### Records for processing
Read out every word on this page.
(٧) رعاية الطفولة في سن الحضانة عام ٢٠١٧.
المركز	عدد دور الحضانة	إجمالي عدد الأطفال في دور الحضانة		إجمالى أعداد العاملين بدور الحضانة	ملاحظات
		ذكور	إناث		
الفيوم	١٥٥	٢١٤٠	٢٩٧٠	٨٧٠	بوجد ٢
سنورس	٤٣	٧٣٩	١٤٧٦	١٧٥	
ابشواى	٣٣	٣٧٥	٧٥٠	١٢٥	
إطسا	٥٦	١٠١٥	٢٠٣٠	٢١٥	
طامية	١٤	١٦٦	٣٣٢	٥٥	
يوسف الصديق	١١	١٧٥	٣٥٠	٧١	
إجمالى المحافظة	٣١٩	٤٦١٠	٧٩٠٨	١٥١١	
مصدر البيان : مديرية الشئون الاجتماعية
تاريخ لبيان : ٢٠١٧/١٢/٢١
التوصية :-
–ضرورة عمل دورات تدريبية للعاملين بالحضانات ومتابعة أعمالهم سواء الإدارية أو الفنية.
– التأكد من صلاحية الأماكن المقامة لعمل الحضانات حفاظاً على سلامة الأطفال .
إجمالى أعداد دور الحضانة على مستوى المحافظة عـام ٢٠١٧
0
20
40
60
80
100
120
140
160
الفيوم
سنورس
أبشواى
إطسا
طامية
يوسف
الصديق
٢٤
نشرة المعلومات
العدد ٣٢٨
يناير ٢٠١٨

### Brief
Write the data out again in full and exactly.

### Result
Read out every word on this page.
(٧) رعاية الطفولة في سن الحضانة عام ٢٠١٧.
المركز	عدد دور الحضانة	إجمالي عدد الأطفال في دور الحضانة		إجمالى أعداد العاملين بدور الحضانة	ملاحظات
		ذكور	إناث		
الفيوم	١٥٥	٢١٤٠	٢٩٧٠	٨٧٠	بوجد ٢
سنورس	٤٣	٧٣٩	١٤٧٦	١٧٥	
ابشواى	٣٣	٣٧٥	٧٥٠	١٢٥	
إطسا	٥٦	١٠١٥	٢٠٣٠	٢١٥	
طامية	١٤	١٦٦	٣٣٢	٥٥	
يوسف الصديق	١١	١٧٥	٣٥٠	٧١	
إجمالى المحافظة	٣١٩	٤٦١٠	٧٩٠٨	١٥١١	
مصدر البيان : مديرية الشئون الاجتماعية
تاريخ لبيان : ٢٠١٧/١٢/٢١
التوصية :-
–ضرورة عمل دورات تدريبية للعاملين بالحضانات ومتابعة أعمالهم سواء الإدارية أو الفنية.
– التأكد من صلاحية الأماكن المقامة لعمل الحضانات حفاظاً على سلامة الأطفال .
إجمالى أعداد دور الحضانة على مستوى المحافظة عـام ٢٠١٧
0
20
40
60
80
100
120
140
160
الفيوم
سنورس
أبشواى
إطسا
طامية
يوسف
الصديق
٢٤
نشرة المعلومات
العدد ٣٢٨
يناير ٢٠١٨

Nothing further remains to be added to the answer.